Gather up every line from the entries below that uses the word "this".

++++ Supplied material

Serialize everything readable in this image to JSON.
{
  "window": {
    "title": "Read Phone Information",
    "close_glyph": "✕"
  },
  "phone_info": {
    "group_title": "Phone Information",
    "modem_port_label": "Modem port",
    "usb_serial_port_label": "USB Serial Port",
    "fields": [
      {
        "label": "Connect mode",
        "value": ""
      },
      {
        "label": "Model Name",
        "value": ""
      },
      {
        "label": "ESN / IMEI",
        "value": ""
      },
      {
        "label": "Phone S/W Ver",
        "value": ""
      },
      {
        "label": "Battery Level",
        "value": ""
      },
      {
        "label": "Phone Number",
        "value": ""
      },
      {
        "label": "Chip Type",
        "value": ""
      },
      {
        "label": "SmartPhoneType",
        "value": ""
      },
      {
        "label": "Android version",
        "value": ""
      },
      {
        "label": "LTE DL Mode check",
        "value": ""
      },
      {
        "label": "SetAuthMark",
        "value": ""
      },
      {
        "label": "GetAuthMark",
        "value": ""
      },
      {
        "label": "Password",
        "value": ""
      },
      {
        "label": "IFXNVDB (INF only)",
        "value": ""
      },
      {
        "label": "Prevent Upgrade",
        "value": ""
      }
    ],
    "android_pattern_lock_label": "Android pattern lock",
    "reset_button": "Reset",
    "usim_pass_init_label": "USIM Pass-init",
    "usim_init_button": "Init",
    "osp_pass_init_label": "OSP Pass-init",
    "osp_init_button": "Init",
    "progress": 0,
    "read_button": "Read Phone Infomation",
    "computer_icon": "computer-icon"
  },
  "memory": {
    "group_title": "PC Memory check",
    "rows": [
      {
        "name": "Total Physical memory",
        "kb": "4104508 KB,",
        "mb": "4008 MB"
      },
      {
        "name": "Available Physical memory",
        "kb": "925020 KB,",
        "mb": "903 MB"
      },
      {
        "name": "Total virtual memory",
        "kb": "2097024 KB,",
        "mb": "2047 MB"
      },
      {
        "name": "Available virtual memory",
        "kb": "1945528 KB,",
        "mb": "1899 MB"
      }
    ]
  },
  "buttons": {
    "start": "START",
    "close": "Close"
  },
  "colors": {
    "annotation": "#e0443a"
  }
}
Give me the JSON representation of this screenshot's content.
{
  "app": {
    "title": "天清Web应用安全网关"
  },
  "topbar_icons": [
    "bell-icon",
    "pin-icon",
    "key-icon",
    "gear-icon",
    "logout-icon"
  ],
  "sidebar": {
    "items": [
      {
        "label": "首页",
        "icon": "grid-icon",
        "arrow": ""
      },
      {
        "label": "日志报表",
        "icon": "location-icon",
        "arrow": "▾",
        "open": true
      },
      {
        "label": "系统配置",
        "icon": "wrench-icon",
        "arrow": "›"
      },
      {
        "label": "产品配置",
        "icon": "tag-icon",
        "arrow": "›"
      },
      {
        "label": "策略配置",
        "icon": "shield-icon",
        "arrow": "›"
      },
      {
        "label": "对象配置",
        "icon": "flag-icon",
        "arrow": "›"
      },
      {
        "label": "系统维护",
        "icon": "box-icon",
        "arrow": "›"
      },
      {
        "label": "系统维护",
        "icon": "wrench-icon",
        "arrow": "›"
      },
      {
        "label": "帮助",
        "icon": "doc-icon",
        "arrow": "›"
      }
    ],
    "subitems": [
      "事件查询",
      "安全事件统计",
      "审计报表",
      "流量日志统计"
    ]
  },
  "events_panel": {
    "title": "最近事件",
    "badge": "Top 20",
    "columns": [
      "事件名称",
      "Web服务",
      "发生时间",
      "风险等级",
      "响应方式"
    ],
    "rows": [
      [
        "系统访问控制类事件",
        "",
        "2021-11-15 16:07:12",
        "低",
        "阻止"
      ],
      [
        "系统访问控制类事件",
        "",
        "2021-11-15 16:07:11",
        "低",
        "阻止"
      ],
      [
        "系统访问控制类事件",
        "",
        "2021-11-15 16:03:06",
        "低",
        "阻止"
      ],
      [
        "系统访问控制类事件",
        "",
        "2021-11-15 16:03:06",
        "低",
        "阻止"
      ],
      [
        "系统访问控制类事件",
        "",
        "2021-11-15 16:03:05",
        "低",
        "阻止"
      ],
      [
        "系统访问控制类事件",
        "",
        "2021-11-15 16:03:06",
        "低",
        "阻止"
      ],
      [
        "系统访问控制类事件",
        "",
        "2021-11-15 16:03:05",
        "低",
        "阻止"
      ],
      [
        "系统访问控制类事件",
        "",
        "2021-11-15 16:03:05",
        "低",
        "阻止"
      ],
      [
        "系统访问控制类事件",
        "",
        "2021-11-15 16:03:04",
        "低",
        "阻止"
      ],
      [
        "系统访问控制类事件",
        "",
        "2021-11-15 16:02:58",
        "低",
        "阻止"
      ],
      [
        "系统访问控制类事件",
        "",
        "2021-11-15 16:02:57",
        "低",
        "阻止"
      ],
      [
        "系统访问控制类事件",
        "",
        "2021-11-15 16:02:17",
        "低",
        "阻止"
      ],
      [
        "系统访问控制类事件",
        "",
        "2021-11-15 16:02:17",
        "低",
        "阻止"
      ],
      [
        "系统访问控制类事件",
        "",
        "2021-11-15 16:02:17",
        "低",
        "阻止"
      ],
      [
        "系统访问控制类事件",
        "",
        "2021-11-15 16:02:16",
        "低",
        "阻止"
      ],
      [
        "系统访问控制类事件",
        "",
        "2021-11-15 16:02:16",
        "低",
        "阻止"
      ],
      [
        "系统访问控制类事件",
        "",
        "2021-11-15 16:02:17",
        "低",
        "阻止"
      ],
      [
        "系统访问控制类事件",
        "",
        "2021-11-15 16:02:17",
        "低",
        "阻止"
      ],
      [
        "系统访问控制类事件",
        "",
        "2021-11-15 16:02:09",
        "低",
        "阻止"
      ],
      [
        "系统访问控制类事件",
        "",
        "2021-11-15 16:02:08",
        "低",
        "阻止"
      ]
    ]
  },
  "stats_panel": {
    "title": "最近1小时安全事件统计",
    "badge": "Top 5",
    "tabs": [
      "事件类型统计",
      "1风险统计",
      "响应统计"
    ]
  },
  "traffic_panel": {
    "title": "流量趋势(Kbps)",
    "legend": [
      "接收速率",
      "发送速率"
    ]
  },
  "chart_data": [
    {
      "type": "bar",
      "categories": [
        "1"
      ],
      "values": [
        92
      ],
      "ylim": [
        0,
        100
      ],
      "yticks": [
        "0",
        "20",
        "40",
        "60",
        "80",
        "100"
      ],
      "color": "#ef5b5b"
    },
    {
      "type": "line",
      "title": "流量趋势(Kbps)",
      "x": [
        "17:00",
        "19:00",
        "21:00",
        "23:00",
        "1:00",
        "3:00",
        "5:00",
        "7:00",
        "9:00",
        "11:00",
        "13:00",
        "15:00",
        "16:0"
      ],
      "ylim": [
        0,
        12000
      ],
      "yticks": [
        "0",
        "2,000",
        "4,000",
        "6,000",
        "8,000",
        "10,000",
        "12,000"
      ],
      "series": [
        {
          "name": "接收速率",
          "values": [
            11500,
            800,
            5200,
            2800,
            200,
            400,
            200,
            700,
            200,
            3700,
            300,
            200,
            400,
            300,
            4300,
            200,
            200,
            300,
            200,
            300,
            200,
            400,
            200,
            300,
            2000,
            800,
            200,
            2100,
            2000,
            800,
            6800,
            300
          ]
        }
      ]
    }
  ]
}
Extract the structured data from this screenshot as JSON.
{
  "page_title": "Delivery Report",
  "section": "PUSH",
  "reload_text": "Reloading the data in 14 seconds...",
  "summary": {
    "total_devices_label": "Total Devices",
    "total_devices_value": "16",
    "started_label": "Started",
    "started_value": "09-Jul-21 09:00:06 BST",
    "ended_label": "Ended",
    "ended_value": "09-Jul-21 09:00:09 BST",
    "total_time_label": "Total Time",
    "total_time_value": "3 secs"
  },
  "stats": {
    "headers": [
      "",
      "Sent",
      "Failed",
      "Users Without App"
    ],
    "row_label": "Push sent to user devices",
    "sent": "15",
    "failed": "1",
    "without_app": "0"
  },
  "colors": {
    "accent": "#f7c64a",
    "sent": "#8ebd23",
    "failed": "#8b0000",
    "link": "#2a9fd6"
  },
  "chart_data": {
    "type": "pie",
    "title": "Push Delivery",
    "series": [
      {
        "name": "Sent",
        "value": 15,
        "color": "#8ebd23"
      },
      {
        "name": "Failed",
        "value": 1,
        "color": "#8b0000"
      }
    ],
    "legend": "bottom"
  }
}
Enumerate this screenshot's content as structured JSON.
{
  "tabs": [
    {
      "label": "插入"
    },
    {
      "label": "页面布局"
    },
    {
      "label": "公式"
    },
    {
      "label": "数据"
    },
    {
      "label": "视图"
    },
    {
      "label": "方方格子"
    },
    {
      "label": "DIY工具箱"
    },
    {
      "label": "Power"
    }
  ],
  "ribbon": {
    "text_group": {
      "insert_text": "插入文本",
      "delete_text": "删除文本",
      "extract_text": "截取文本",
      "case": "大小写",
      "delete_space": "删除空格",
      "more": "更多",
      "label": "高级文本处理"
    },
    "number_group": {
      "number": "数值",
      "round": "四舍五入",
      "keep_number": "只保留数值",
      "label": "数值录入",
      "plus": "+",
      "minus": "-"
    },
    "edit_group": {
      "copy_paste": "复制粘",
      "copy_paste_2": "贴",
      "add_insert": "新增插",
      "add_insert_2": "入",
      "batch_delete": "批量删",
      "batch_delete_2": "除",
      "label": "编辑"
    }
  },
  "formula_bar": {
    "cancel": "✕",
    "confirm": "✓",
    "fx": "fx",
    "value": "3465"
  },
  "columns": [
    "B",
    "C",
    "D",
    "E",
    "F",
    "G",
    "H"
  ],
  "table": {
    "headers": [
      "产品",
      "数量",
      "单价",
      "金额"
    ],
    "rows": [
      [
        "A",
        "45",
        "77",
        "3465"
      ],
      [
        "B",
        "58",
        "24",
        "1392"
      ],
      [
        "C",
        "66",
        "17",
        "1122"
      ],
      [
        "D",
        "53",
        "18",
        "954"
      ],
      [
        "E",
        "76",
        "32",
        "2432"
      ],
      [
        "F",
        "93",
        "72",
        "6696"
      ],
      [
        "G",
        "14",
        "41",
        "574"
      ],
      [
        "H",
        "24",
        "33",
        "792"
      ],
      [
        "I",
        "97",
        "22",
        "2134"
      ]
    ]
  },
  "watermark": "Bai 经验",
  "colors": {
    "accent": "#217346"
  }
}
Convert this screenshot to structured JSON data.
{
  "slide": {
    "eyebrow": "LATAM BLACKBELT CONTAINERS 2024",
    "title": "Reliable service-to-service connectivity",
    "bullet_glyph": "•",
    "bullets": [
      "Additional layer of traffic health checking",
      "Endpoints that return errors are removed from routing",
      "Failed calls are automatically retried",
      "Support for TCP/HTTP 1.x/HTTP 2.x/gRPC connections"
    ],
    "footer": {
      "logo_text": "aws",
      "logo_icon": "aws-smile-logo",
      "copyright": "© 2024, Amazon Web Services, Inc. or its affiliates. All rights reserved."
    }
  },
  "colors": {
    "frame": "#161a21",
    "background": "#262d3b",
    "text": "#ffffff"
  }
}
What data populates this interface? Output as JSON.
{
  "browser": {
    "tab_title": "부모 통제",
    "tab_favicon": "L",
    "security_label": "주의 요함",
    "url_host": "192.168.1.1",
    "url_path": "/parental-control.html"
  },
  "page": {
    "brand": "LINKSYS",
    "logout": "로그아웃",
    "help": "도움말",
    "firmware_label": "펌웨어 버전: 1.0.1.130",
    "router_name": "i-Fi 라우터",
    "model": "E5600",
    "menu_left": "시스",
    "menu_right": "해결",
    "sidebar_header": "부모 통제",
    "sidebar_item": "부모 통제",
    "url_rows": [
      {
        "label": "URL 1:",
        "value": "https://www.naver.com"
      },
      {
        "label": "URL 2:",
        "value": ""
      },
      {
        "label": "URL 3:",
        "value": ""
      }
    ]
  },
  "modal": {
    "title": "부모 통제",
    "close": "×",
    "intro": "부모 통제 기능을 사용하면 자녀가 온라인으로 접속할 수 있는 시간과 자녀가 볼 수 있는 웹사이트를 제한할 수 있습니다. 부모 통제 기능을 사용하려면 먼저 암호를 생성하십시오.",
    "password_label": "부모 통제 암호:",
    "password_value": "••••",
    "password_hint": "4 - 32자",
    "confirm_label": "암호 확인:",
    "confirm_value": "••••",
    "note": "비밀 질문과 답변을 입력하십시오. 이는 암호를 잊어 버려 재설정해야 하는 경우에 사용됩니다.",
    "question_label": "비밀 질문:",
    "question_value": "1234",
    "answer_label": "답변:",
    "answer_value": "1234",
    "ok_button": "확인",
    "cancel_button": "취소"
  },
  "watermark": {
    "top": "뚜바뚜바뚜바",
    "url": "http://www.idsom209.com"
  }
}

++++++++

## Written reply
Serialize everything readable in this image to JSON.
Give me the JSON representation of this screenshot's content.
Extract the structured data from this screenshot as JSON.
Enumerate this screenshot's content as structured JSON.
Convert this screenshot to structured JSON data.
What data populates this interface? Output as JSON.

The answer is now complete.